The problem =
Where a line contains the word "точек", copy that line in full.

(Collected data)
• • • • • • •
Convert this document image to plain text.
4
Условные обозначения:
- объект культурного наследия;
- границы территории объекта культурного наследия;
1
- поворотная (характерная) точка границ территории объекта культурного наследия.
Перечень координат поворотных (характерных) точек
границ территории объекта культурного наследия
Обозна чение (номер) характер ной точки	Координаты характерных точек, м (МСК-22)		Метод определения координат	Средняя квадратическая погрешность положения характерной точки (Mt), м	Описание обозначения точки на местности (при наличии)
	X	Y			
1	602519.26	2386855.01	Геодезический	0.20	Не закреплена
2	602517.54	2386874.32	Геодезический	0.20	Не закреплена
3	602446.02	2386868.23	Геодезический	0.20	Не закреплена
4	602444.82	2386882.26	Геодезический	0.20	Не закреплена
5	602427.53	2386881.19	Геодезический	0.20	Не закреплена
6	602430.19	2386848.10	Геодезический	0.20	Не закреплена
• • • • • • •
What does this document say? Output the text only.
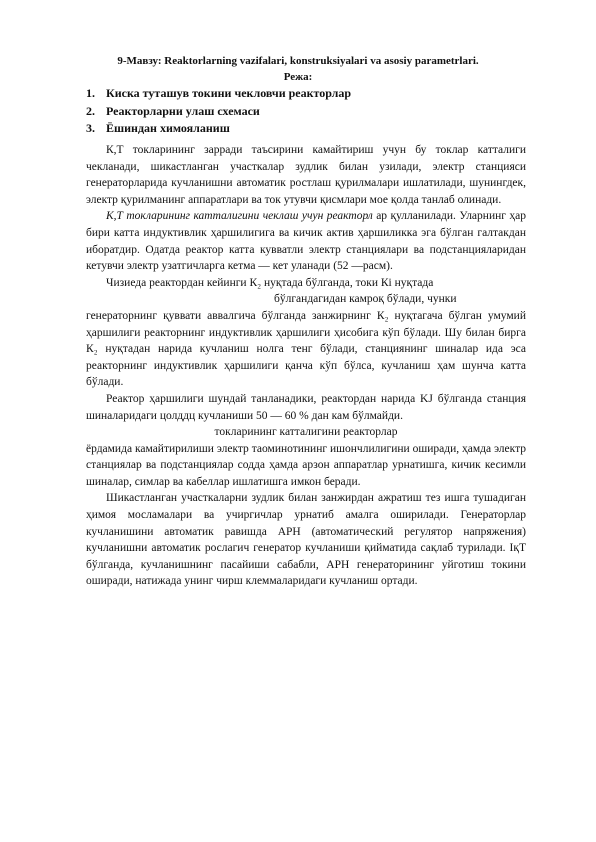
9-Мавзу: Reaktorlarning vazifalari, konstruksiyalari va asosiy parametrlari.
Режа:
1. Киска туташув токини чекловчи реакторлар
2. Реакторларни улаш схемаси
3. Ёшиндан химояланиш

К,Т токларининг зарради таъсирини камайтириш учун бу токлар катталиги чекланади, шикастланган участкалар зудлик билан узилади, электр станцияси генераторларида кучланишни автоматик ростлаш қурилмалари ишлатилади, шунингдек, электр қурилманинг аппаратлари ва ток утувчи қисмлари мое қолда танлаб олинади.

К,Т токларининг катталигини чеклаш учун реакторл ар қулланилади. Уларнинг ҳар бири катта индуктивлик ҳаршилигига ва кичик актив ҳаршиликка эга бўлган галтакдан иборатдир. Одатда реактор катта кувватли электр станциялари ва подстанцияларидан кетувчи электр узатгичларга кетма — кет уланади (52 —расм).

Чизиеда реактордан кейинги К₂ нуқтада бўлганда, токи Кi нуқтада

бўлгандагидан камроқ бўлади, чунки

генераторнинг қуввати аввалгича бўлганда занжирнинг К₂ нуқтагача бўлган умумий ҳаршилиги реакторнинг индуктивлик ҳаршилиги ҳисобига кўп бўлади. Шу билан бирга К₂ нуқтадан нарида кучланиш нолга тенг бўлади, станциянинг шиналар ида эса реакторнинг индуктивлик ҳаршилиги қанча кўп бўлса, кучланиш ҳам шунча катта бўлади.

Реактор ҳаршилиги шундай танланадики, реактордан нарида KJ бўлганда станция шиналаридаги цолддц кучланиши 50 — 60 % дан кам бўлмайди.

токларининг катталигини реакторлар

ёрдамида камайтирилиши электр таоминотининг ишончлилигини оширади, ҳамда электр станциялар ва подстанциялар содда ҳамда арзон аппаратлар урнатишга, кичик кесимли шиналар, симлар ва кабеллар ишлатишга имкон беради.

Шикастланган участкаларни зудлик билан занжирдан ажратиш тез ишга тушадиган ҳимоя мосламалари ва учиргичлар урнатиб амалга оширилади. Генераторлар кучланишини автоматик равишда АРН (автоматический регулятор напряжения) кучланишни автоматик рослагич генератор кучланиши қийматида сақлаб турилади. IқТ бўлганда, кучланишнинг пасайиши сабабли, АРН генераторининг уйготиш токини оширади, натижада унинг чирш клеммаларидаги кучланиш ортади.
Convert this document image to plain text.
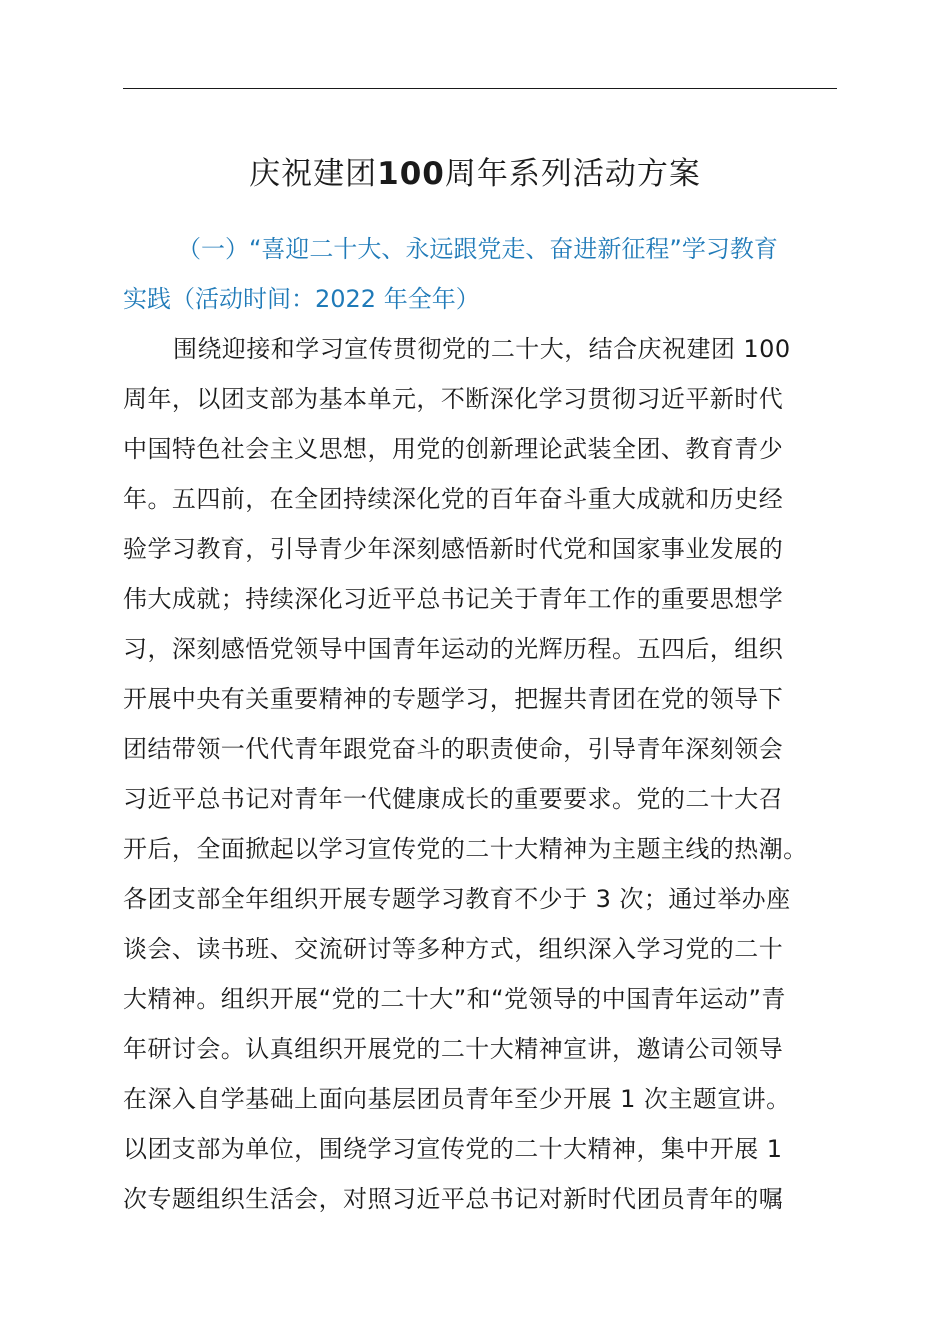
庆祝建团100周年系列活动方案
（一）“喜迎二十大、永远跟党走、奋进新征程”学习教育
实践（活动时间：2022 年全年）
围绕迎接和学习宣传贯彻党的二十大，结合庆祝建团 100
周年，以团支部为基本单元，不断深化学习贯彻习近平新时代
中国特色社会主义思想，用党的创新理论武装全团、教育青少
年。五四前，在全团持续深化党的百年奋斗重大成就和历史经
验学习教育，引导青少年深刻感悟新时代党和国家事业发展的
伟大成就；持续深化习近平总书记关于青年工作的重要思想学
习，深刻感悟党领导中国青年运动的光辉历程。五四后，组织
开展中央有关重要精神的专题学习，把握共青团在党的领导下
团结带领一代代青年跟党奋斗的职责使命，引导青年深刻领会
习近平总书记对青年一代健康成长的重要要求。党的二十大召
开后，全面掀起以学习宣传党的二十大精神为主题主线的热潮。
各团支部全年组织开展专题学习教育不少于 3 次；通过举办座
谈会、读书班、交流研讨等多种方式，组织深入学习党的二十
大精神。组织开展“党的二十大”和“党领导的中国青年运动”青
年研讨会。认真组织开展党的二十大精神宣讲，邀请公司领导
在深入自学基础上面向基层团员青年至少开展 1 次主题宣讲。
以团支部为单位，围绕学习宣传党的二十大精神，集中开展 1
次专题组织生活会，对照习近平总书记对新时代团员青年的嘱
• • • • • • •
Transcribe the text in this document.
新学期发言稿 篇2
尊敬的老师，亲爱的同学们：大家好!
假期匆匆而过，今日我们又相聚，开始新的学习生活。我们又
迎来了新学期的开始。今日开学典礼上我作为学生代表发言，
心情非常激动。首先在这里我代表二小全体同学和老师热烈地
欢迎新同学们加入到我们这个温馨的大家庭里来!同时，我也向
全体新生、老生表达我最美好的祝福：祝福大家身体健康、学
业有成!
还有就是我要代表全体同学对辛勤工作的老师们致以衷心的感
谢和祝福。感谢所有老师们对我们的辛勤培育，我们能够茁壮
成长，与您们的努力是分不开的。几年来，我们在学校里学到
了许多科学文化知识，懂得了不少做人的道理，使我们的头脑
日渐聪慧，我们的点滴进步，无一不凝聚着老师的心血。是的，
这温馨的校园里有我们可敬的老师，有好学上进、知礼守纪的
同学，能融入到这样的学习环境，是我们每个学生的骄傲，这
• • • • • • •
Result of the task =
Перечень координат поворотных (характерных) точек
Обозна чение (номер) характер ной точки	Координаты характерных точек, м (МСК-22)		Метод определения координат	Средняя квадратическая погрешность положения характерной точки (Mt), м	Описание обозначения точки на местности (при наличии)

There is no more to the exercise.